*Supplied material*

#####

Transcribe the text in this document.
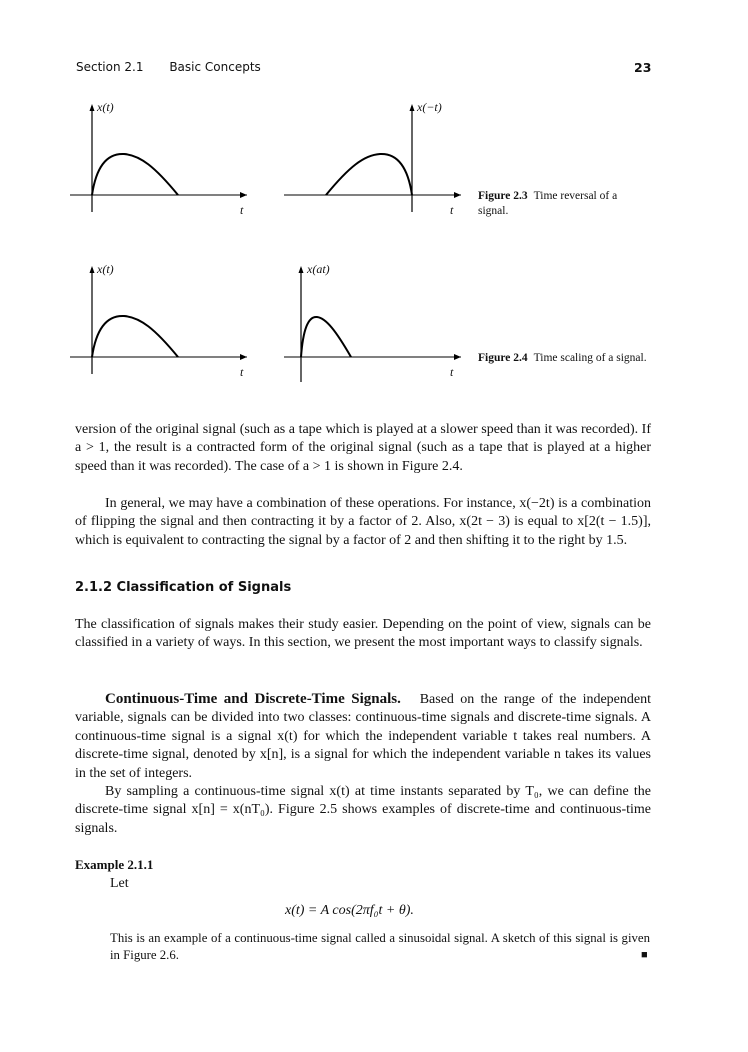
Section 2.1 Basic Concepts	23
x(t)	x(−t)
t	t
Figure 2.3 Time reversal of a signal.
x(t)	x(at)
t	t
Figure 2.4 Time scaling of a signal.
version of the original signal (such as a tape which is played at a slower speed than it was recorded). If a > 1, the result is a contracted form of the original signal (such as a tape that is played at a higher speed than it was recorded). The case of a > 1 is shown in Figure 2.4.
In general, we may have a combination of these operations. For instance, x(−2t) is a combination of flipping the signal and then contracting it by a factor of 2. Also, x(2t − 3) is equal to x[2(t − 1.5)], which is equivalent to contracting the signal by a factor of 2 and then shifting it to the right by 1.5.
2.1.2 Classification of Signals
The classification of signals makes their study easier. Depending on the point of view, signals can be classified in a variety of ways. In this section, we present the most important ways to classify signals.
Continuous-Time and Discrete-Time Signals. Based on the range of the independent variable, signals can be divided into two classes: continuous-time signals and discrete-time signals. A continuous-time signal is a signal x(t) for which the independent variable t takes real numbers. A discrete-time signal, denoted by x[n], is a signal for which the independent variable n takes its values in the set of integers.
By sampling a continuous-time signal x(t) at time instants separated by T₀, we can define the discrete-time signal x[n] = x(nT₀). Figure 2.5 shows examples of discrete-time and continuous-time signals.
Example 2.1.1
Let
x(t) = A cos(2πf₀t + θ).
This is an example of a continuous-time signal called a sinusoidal signal. A sketch of this signal is given in Figure 2.6.	■
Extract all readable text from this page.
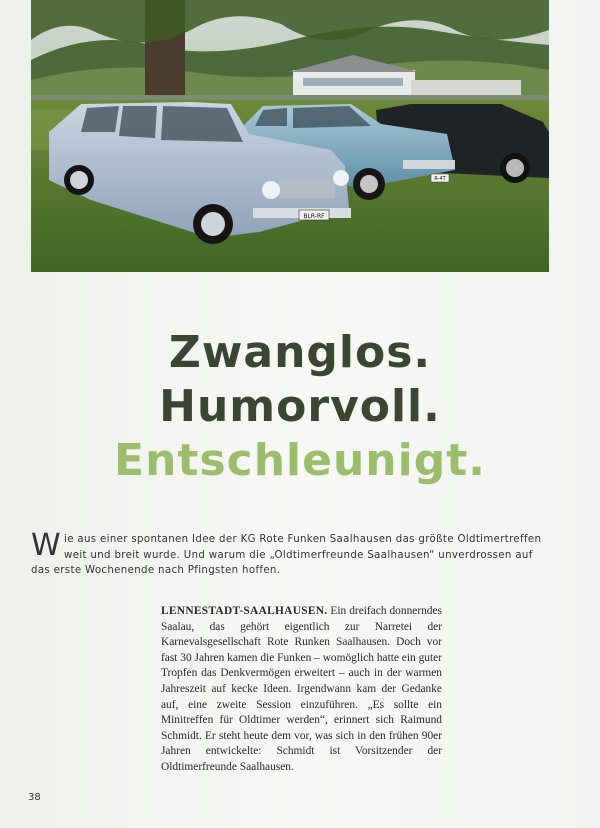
BLR-RF
R-4T
Zwanglos.
Humorvoll.
Entschleunigt.
Wie aus einer spontanen Idee der KG Rote Funken Saalhausen das größte Oldtimertreffen weit und breit wurde. Und warum die „Oldtimerfreunde Saalhausen“ unverdrossen auf das erste Wochenende nach Pfingsten hoffen.
LENNESTADT-SAALHAUSEN. Ein dreifach donnerndes Saalau, das gehört eigentlich zur Narretei der Karnevalsgesellschaft Rote Runken Saalhausen. Doch vor fast 30 Jahren kamen die Funken – womöglich hatte ein guter Tropfen das Denkvermögen erweitert – auch in der warmen Jahreszeit auf kecke Ideen. Irgendwann kam der Gedanke auf, eine zweite Session einzuführen. „Es sollte ein Minitreffen für Oldtimer werden“, erinnert sich Raimund Schmidt. Er steht heute dem vor, was sich in den frühen 90er Jahren entwickelte: Schmidt ist Vorsitzender der Oldtimerfreunde Saalhausen.
38
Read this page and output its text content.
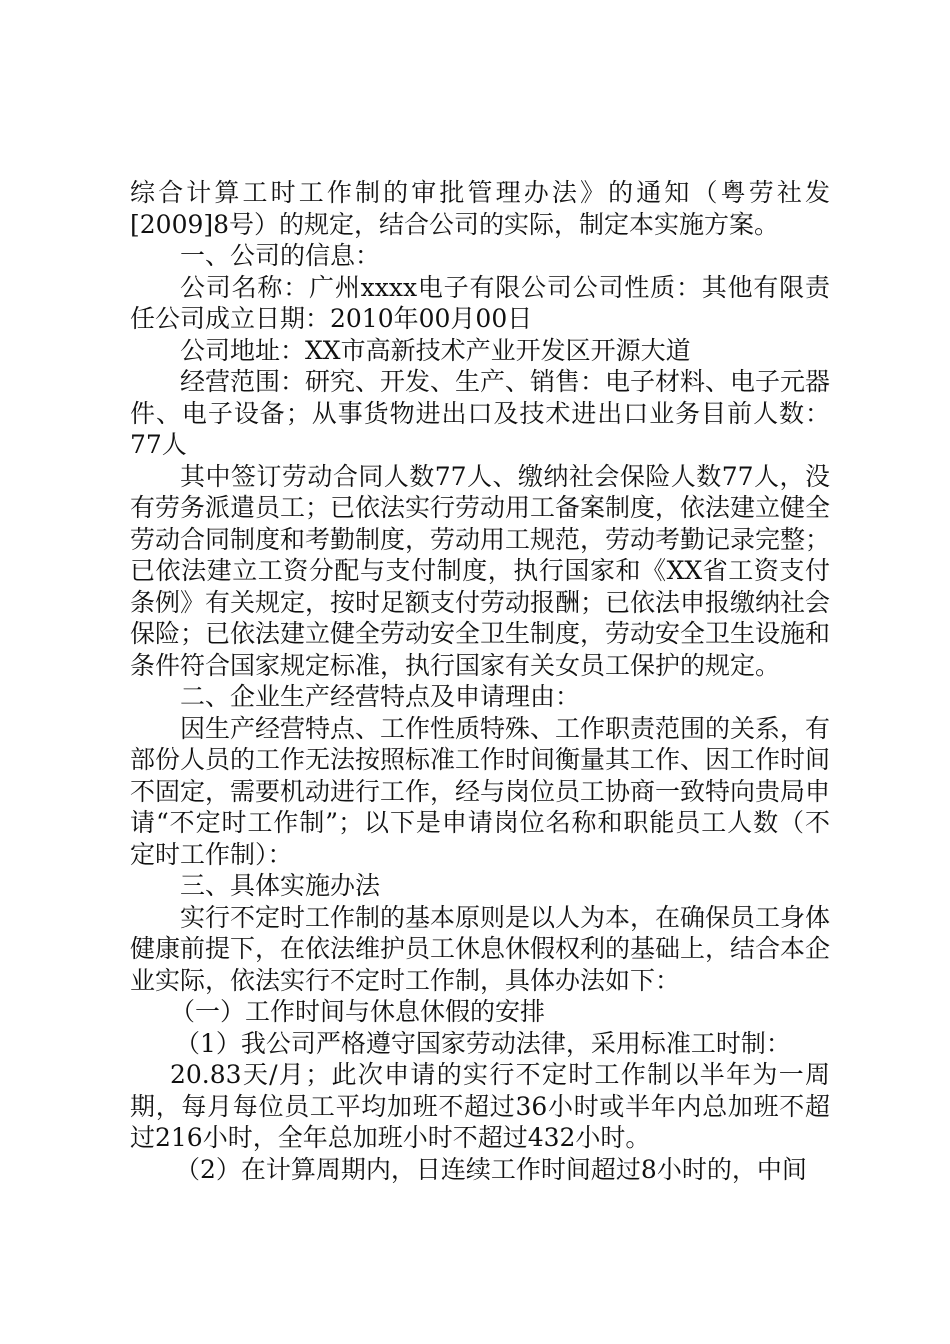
综合计算工时工作制的审批管理办法》的通知（粤劳社发[2009]8号）的规定，结合公司的实际，制定本实施方案。

一、公司的信息：

公司名称：广州xxxx电子有限公司公司性质：其他有限责任公司成立日期：2010年00月00日

公司地址：XX市高新技术产业开发区开源大道

经营范围：研究、开发、生产、销售：电子材料、电子元器件、电子设备；从事货物进出口及技术进出口业务目前人数：77人

其中签订劳动合同人数77人、缴纳社会保险人数77人，没有劳务派遣员工；已依法实行劳动用工备案制度，依法建立健全劳动合同制度和考勤制度，劳动用工规范，劳动考勤记录完整；已依法建立工资分配与支付制度，执行国家和《XX省工资支付条例》有关规定，按时足额支付劳动报酬；已依法申报缴纳社会保险；已依法建立健全劳动安全卫生制度，劳动安全卫生设施和条件符合国家规定标准，执行国家有关女员工保护的规定。

二、企业生产经营特点及申请理由：

因生产经营特点、工作性质特殊、工作职责范围的关系，有部份人员的工作无法按照标准工作时间衡量其工作、因工作时间不固定，需要机动进行工作，经与岗位员工协商一致特向贵局申请“不定时工作制”；以下是申请岗位名称和职能员工人数（不定时工作制）：

三、具体实施办法

实行不定时工作制的基本原则是以人为本，在确保员工身体健康前提下，在依法维护员工休息休假权利的基础上，结合本企业实际，依法实行不定时工作制，具体办法如下：

（一）工作时间与休息休假的安排

（1）我公司严格遵守国家劳动法律，采用标准工时制：

20.83天/月；此次申请的实行不定时工作制以半年为一周期，每月每位员工平均加班不超过36小时或半年内总加班不超过216小时，全年总加班小时不超过432小时。

（2）在计算周期内，日连续工作时间超过8小时的，中间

#####

*The exercise*
Leave the images out and output the remaining material exactly as it stands.

*Result below*
Transcribe the text in this document.
Section 2.1 Basic Concepts	23
x(t)	x(−t)
t	t
Figure 2.3 Time reversal of a signal.
x(t)	x(at)
t	t
Figure 2.4 Time scaling of a signal.
version of the original signal (such as a tape which is played at a slower speed than it was recorded). If a > 1, the result is a contracted form of the original signal (such as a tape that is played at a higher speed than it was recorded). The case of a > 1 is shown in Figure 2.4.
In general, we may have a combination of these operations. For instance, x(−2t) is a combination of flipping the signal and then contracting it by a factor of 2. Also, x(2t − 3) is equal to x[2(t − 1.5)], which is equivalent to contracting the signal by a factor of 2 and then shifting it to the right by 1.5.
2.1.2 Classification of Signals
The classification of signals makes their study easier. Depending on the point of view, signals can be classified in a variety of ways. In this section, we present the most important ways to classify signals.
Continuous-Time and Discrete-Time Signals. Based on the range of the independent variable, signals can be divided into two classes: continuous-time signals and discrete-time signals. A continuous-time signal is a signal x(t) for which the independent variable t takes real numbers. A discrete-time signal, denoted by x[n], is a signal for which the independent variable n takes its values in the set of integers.
By sampling a continuous-time signal x(t) at time instants separated by T₀, we can define the discrete-time signal x[n] = x(nT₀). Figure 2.5 shows examples of discrete-time and continuous-time signals.
Example 2.1.1
Let
x(t) = A cos(2πf₀t + θ).
This is an example of a continuous-time signal called a sinusoidal signal. A sketch of this signal is given in Figure 2.6.	■
Extract all readable text from this page.
BLR-RF
R-4T
Zwanglos.
Humorvoll.
Entschleunigt.
Wie aus einer spontanen Idee der KG Rote Funken Saalhausen das größte Oldtimertreffen weit und breit wurde. Und warum die „Oldtimerfreunde Saalhausen“ unverdrossen auf das erste Wochenende nach Pfingsten hoffen.
LENNESTADT-SAALHAUSEN. Ein dreifach donnerndes Saalau, das gehört eigentlich zur Narretei der Karnevalsgesellschaft Rote Runken Saalhausen. Doch vor fast 30 Jahren kamen die Funken – womöglich hatte ein guter Tropfen das Denkvermögen erweitert – auch in der warmen Jahreszeit auf kecke Ideen. Irgendwann kam der Gedanke auf, eine zweite Session einzuführen. „Es sollte ein Minitreffen für Oldtimer werden“, erinnert sich Raimund Schmidt. Er steht heute dem vor, was sich in den frühen 90er Jahren entwickelte: Schmidt ist Vorsitzender der Oldtimerfreunde Saalhausen.
38
Read this page and output its text content.
综合计算工时工作制的审批管理办法》的通知（粤劳社发[2009]8号）的规定，结合公司的实际，制定本实施方案。

一、公司的信息：

公司名称：广州xxxx电子有限公司公司性质：其他有限责任公司成立日期：2010年00月00日

公司地址：XX市高新技术产业开发区开源大道

经营范围：研究、开发、生产、销售：电子材料、电子元器件、电子设备；从事货物进出口及技术进出口业务目前人数：77人

其中签订劳动合同人数77人、缴纳社会保险人数77人，没有劳务派遣员工；已依法实行劳动用工备案制度，依法建立健全劳动合同制度和考勤制度，劳动用工规范，劳动考勤记录完整；已依法建立工资分配与支付制度，执行国家和《XX省工资支付条例》有关规定，按时足额支付劳动报酬；已依法申报缴纳社会保险；已依法建立健全劳动安全卫生制度，劳动安全卫生设施和条件符合国家规定标准，执行国家有关女员工保护的规定。

二、企业生产经营特点及申请理由：

因生产经营特点、工作性质特殊、工作职责范围的关系，有部份人员的工作无法按照标准工作时间衡量其工作、因工作时间不固定，需要机动进行工作，经与岗位员工协商一致特向贵局申请“不定时工作制”；以下是申请岗位名称和职能员工人数（不定时工作制）：

三、具体实施办法

实行不定时工作制的基本原则是以人为本，在确保员工身体健康前提下，在依法维护员工休息休假权利的基础上，结合本企业实际，依法实行不定时工作制，具体办法如下：

（一）工作时间与休息休假的安排

（1）我公司严格遵守国家劳动法律，采用标准工时制：

20.83天/月；此次申请的实行不定时工作制以半年为一周期，每月每位员工平均加班不超过36小时或半年内总加班不超过216小时，全年总加班小时不超过432小时。

（2）在计算周期内，日连续工作时间超过8小时的，中间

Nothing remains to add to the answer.